Anweisungen
1/ In welcher Kirche wurde Henry laut dem Textauszug zum König gekrönt?
2/ Gib aus dem Textauszug die Stelle wörtlich wieder, die mit „Richard befand sich“ anfängt und mit „of England gekrönt.“ aufhört.

Textauszug
Acht Jahre nach seiner Wiedereinsetzung überzog der König seine Feinde mit einer Reihe von Hochverratsprozessen, Enteignungen und Verbannungen. Diese Phase seiner Regentschaft wird auch Richards Tyrannei genannt. Der Graf von Arundel wurde auf dem Tower Hill hingerichtet, zwei Adelige namens Thomas Mowbray, Herzog von Norfolk, sowie Henry Bolingbroke, ein Cousin des Königs, wurden enterbt und ihre Güter der Krone einverleibt. Gloucester wurde verhaftet und nach Calais gebracht, wo er unter ungeklärten Umständen starb. Hatte Richard ihn heimlich ermorden lassen, um eine öffentliche Hinrichtung seines Blutsverwandten zu umgehen? Bewiesen werden konnte das nicht, aber den intriganten Onkel war der junge König auf jeden Fall los. Allerdings hatte er noch weitere Verwandte, die ihm an den Kragen wollten. Und es sollte ausgerechnet sein Cousin Henry sein, der am Ende alle Fäden in den Händen hielt.

Kapitel 6: Der Thronraub

Henry Bolingbroke, im deutschen Sprachraum auch Heinrich genannt, war ebenso wie Richard ein Enkel des verstorbenen Königs Edward III. und damit königlicher Abstammung, wenn auch nur als Spross einer Seitenlinie – eben jener Lancasters. Als einer der verräterischen Beschwerdeführer im „Gnadenlosen Parlament“ war er während Richards Tyrannei enterbt und in die Verbannung geschickt worden. Nach dem Tod seines hochadeligen Vaters kehrte Henry mit einer kleinen Streitmacht nach England zurück, um den von Richard beschlagnahmten Familienbesitz zurückzufordern. Doch es zeigte sich, dass er mit den Gütern seiner Vorfahren nicht zufrieden sein würde. Er wollte mehr: Henry wollte die Krone! Und seine Karten in diesem Spiel waren nicht die schlechtesten, denn sein gekrönter Rivale galt in den Augen seiner Untertanen inzwischen als ein königlicher Rohrkrepierer. Im Krieg gegen Frankreich hatte England fast alle Besitztümer auf dem Kontinent verloren, und auf einen männlichen Thronerben wartete das Reich seit Jahren vergeblich.

Henry Bolingbroke hingegen galt als fähiger Heerführer und hatte keine Probleme, alte und neue Gefolgsleute um sich zu versammeln.

Richard befand sich gerade auf seinem zweiten Feldzug durch Irland, um dort die Machtansprüche der englischen Krone zu sichern. So konnte Henry ungehindert seinen Putsch einfädeln und die Macht in London an sich reißen. Im Spätsommer 1399 ließ er Richard festsetzen und vom Parlament der Krone für unwürdig erklären. Wenige Wochen später wurde der Thronräuber in der Westminster Abbey zum König Heinrich IV. bzw. Henry IV King of England gekrönt.

Datenabschnitt
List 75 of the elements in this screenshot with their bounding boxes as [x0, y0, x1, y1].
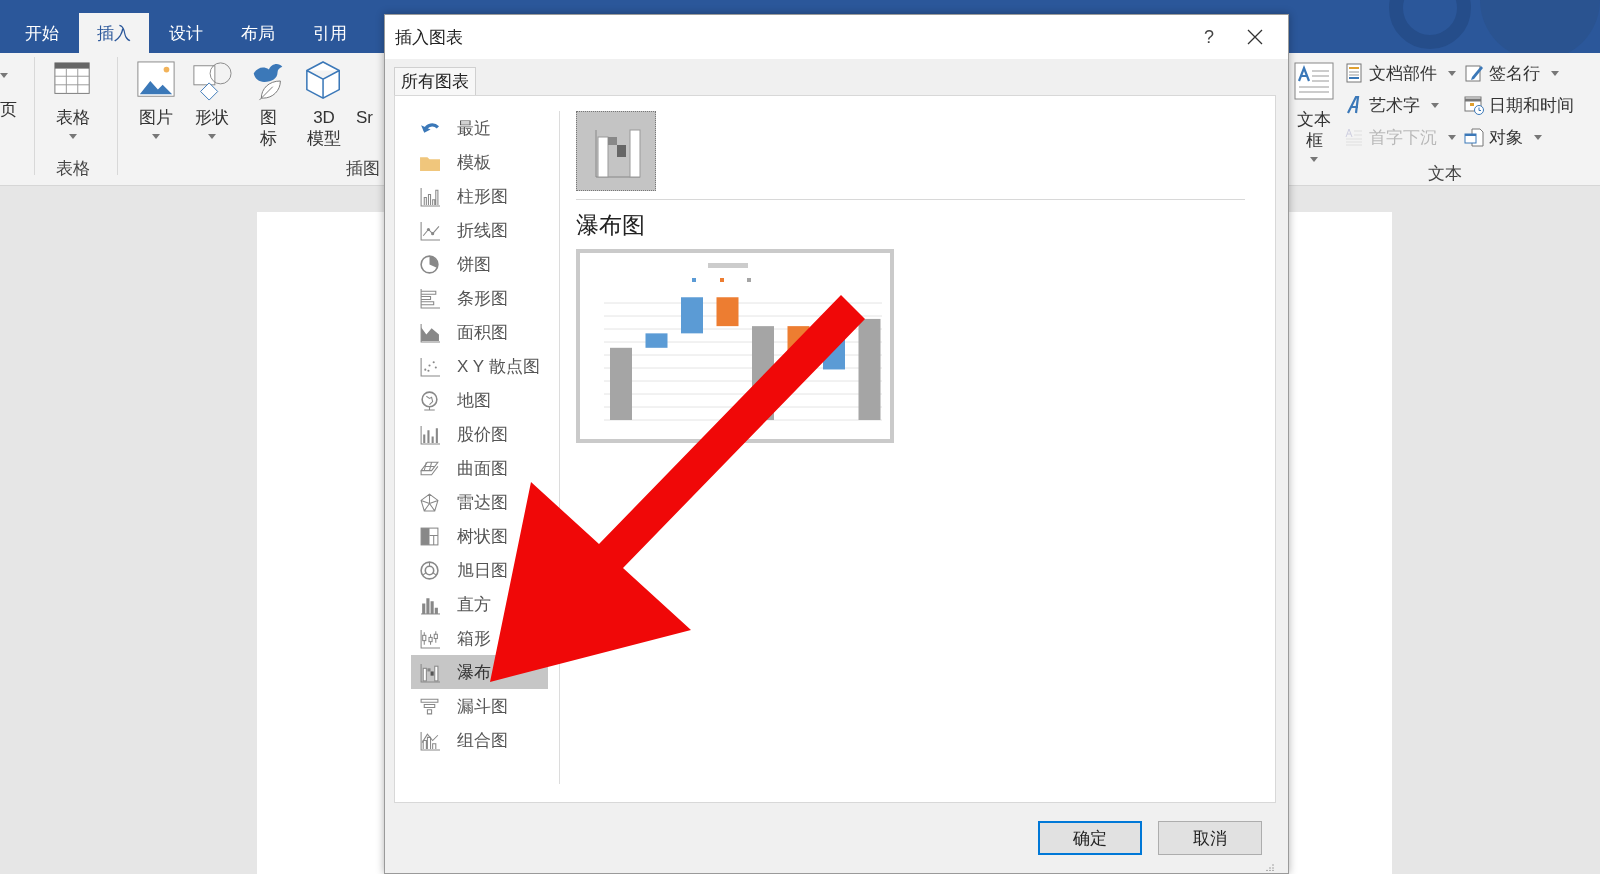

Antworten der Reihe nach
1/ In der Westminster Abbey.

2/
Richard befand sich gerade auf seinem zweiten Feldzug durch Irland, um dort die Machtansprüche der englischen Krone zu sichern. So konnte Henry ungehindert seinen Putsch einfädeln und die Macht in London an sich reißen. Im Spätsommer 1399 ließ er Richard festsetzen und vom Parlament der Krone für unwürdig erklären. Wenige Wochen später wurde der Thronräuber in der Westminster Abbey zum König Heinrich IV. bzw. Henry IV King of England gekrönt.